Rewrite the records below with "localize" replaced by "locate" and everything else unchanged, omitting the pictures.
____
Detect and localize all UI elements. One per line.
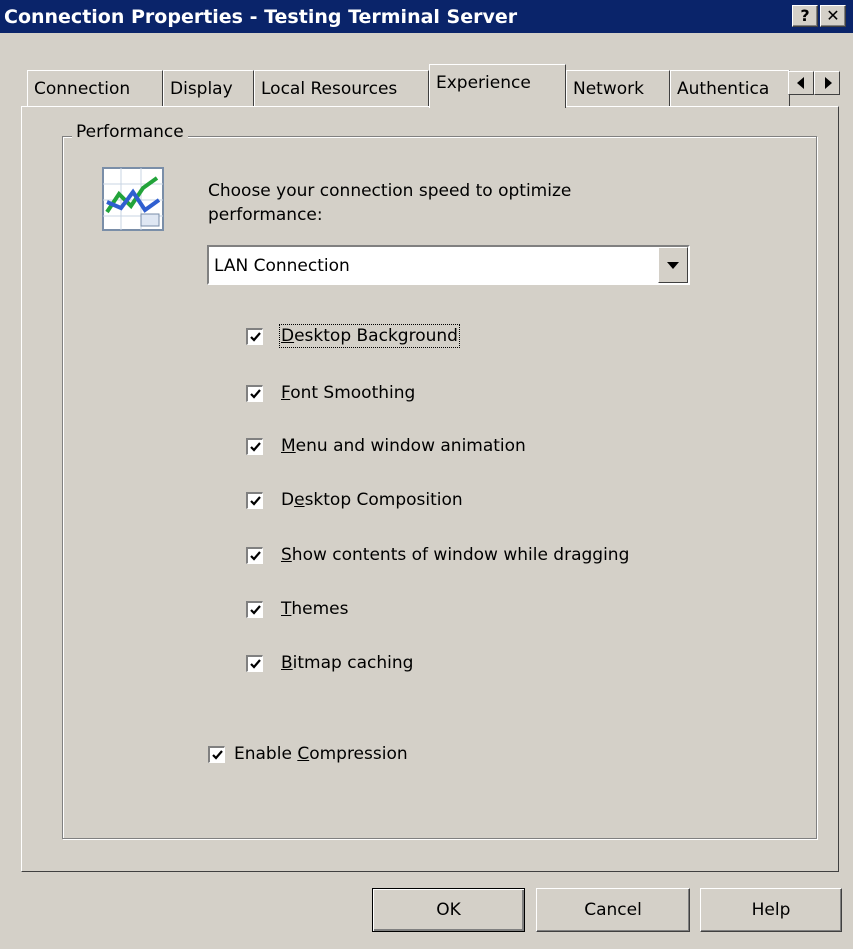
chevron-down-icon	[667, 262, 679, 269]
tab-label: Experience	[436, 73, 531, 93]
tab-authentication[interactable]: Authentica	[670, 70, 790, 106]
tab-local-resources[interactable]: Local Resources	[254, 70, 429, 106]
performance-chart-icon	[101, 166, 165, 232]
ok-button[interactable]: OK	[372, 888, 525, 932]
title-bar: Connection Properties - Testing Terminal…	[0, 0, 853, 33]
tab-network[interactable]: Network	[566, 70, 670, 106]
tab-label: Connection	[34, 79, 131, 99]
tab-connection[interactable]: Connection	[27, 70, 163, 106]
checkbox[interactable]	[246, 492, 263, 509]
performance-group-label: Performance	[72, 122, 188, 142]
tab-display[interactable]: Display	[163, 70, 254, 106]
close-button[interactable]: ✕	[820, 5, 846, 27]
tab-scroll-left-button[interactable]	[788, 71, 814, 95]
checkbox[interactable]	[246, 655, 263, 672]
checkbox[interactable]	[246, 601, 263, 618]
tab-experience[interactable]: Experience	[429, 64, 566, 108]
arrow-left-icon	[797, 77, 804, 89]
arrow-right-icon	[825, 77, 832, 89]
performance-groupbox	[62, 136, 817, 839]
tab-label: Local Resources	[261, 79, 398, 99]
cancel-button[interactable]: Cancel	[536, 888, 690, 932]
window-title: Connection Properties - Testing Terminal…	[4, 6, 518, 28]
close-icon: ✕	[826, 6, 840, 25]
checkbox[interactable]	[246, 328, 263, 345]
checkbox[interactable]	[246, 438, 263, 455]
help-button[interactable]: ?	[792, 5, 818, 27]
tab-label: Network	[573, 79, 644, 99]
tab-scroll-right-button[interactable]	[814, 71, 840, 95]
checkbox[interactable]	[246, 385, 263, 402]
dropdown-button[interactable]	[658, 247, 688, 283]
tab-label: Display	[170, 79, 233, 99]
speed-prompt-line1: Choose your connection speed to optimize	[208, 181, 572, 201]
connection-speed-value: LAN Connection	[214, 256, 350, 276]
checkbox[interactable]	[208, 746, 225, 763]
help-icon: ?	[800, 6, 810, 25]
checkbox[interactable]	[246, 547, 263, 564]
speed-prompt-line2: performance:	[208, 205, 323, 225]
help-button-bottom[interactable]: Help	[700, 888, 842, 932]
tab-label: Authentica	[677, 79, 770, 99]
connection-speed-select[interactable]: LAN Connection	[207, 245, 690, 285]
____
**Output**
Detect and locate all UI elements. One per line.
chevron-down-icon	[667, 262, 679, 269]
tab-label: Experience	[436, 73, 531, 93]
tab-authentication[interactable]: Authentica	[670, 70, 790, 106]
tab-local-resources[interactable]: Local Resources	[254, 70, 429, 106]
performance-chart-icon	[101, 166, 165, 232]
ok-button[interactable]: OK	[372, 888, 525, 932]
title-bar: Connection Properties - Testing Terminal…	[0, 0, 853, 33]
tab-network[interactable]: Network	[566, 70, 670, 106]
tab-label: Connection	[34, 79, 131, 99]
tab-connection[interactable]: Connection	[27, 70, 163, 106]
checkbox[interactable]	[246, 492, 263, 509]
performance-group-label: Performance	[72, 122, 188, 142]
tab-display[interactable]: Display	[163, 70, 254, 106]
close-button[interactable]: ✕	[820, 5, 846, 27]
tab-scroll-left-button[interactable]	[788, 71, 814, 95]
checkbox[interactable]	[246, 655, 263, 672]
checkbox[interactable]	[246, 601, 263, 618]
tab-experience[interactable]: Experience	[429, 64, 566, 108]
arrow-left-icon	[797, 77, 804, 89]
arrow-right-icon	[825, 77, 832, 89]
performance-groupbox	[62, 136, 817, 839]
tab-label: Local Resources	[261, 79, 398, 99]
cancel-button[interactable]: Cancel	[536, 888, 690, 932]
window-title: Connection Properties - Testing Terminal…	[4, 6, 518, 28]
close-icon: ✕	[826, 6, 840, 25]
checkbox[interactable]	[246, 328, 263, 345]
checkbox[interactable]	[246, 438, 263, 455]
help-button[interactable]: ?	[792, 5, 818, 27]
tab-label: Network	[573, 79, 644, 99]
tab-scroll-right-button[interactable]	[814, 71, 840, 95]
checkbox[interactable]	[246, 385, 263, 402]
dropdown-button[interactable]	[658, 247, 688, 283]
tab-label: Display	[170, 79, 233, 99]
speed-prompt-line1: Choose your connection speed to optimize	[208, 181, 572, 201]
connection-speed-value: LAN Connection	[214, 256, 350, 276]
checkbox[interactable]	[208, 746, 225, 763]
help-icon: ?	[800, 6, 810, 25]
checkbox[interactable]	[246, 547, 263, 564]
speed-prompt-line2: performance:	[208, 205, 323, 225]
help-button-bottom[interactable]: Help	[700, 888, 842, 932]
tab-label: Authentica	[677, 79, 770, 99]
connection-speed-select[interactable]: LAN Connection	[207, 245, 690, 285]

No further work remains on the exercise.